- _Selected extract_
····················

Here ‘person’ as class from Humans category is alone opted and other 9categories are ignored for the prediction model. The data is obtained from open source through “Kaggle” [5].

Training: The model developed is trained with small sample datasets, to test the performance and accuracy of predictions made. If the outcomes are unsatisfactory the model is modified according to the Training:

Input: COCO 2017 dataset

Output: Bounding boxes around objects detected

Filter the COCO dataset and annotations specific for person category only;

Create Metadata using MetadataCatalog feature of Detectron2 which is a key-value mapping that contains information contained in the entire dataset;

Train the model on COCO dataset;

Use the model on validation COCO dataset and evaluate mAP scores.

Followed by the training phase, the research uses the SGD algorithm for gradient descent in developed model.

Overview of gradient descent (GD): The research utilizes the SGD algorithm for its implementation and efficient usage in neural networking. However, it lacks in two features. Firstly, it requires large iterative numbers and regularization parameters as hyper-parameters and secondly, its hyper-sensitive towards feature scaling.

Generally, the GD variants could be basically categorized as SGD (stochastic gradient descent (SGD), BGD (batch gradient descent) and MBGD (mini-batch gradient descent). When compared against other gradient descents (Eq.1 and 2), the SGD (Eq.3) is found effective as loss function for object detection. The BGD also known among researchers as ‘Vanilla GD’ is formulated as: $ϕ = ϕ - η . \nabla_{ϕ} K (ϕ)$ (1)

This formula is mostly utilized for cost function gradient by researchers since this doesn’t allows the researcher to update gradients more than once and thus slower in operation processes.

The MBGD is formulated as: $ϕ = ϕ - η . \nabla_{ϕ} K (ϕ; a^{(m : m + x)}; b^{(m : m + x)})$ (2)

Though the MBGD has stable convergence it allows only smaller batches (50in size) for evaluation and thus SGD is mostly preferred by researchers. The SGD formula utilized here is: $ϕ = ϕ - η . \nabla_{ϕ} K (ϕ; a^{(m)}; b^{(m)})$ (3) where φ is gradient descent optimization value, a^(m) is the training example value and the b^(m) is the label value.

····················

- _Listing_
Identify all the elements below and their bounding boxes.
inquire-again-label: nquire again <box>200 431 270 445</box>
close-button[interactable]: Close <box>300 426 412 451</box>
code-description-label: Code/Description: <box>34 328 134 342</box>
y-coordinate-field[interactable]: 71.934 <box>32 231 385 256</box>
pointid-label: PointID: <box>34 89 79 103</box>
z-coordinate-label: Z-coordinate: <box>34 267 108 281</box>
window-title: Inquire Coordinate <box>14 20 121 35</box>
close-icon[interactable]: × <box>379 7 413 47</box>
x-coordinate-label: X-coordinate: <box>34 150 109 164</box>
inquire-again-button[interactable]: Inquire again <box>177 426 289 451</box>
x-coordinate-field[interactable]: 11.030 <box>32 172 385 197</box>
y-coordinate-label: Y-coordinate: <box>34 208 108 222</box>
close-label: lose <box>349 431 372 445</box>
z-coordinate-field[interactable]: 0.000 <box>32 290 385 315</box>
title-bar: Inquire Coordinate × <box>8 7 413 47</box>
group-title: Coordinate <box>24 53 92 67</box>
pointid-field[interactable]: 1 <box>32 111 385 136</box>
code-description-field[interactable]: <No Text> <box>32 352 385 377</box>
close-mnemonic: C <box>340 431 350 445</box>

····················

- _Exercises_
#1 In the extract on person detection, what name do researchers also use for batch gradient descent?
#2 Return, word for word, the part of the extract on person detection that opens with the words "Followed by the" and closes with "towards feature scaling.".

- _Results for each task_
#1 Vanilla GD

#2
Followed by the training phase, the research uses the SGD algorithm for gradient descent in developed model.

Overview of gradient descent (GD): The research utilizes the SGD algorithm for its implementation and efficient usage in neural networking. However, it lacks in two features. Firstly, it requires large iterative numbers and regularization parameters as hyper-parameters and secondly, its hyper-sensitive towards feature scaling.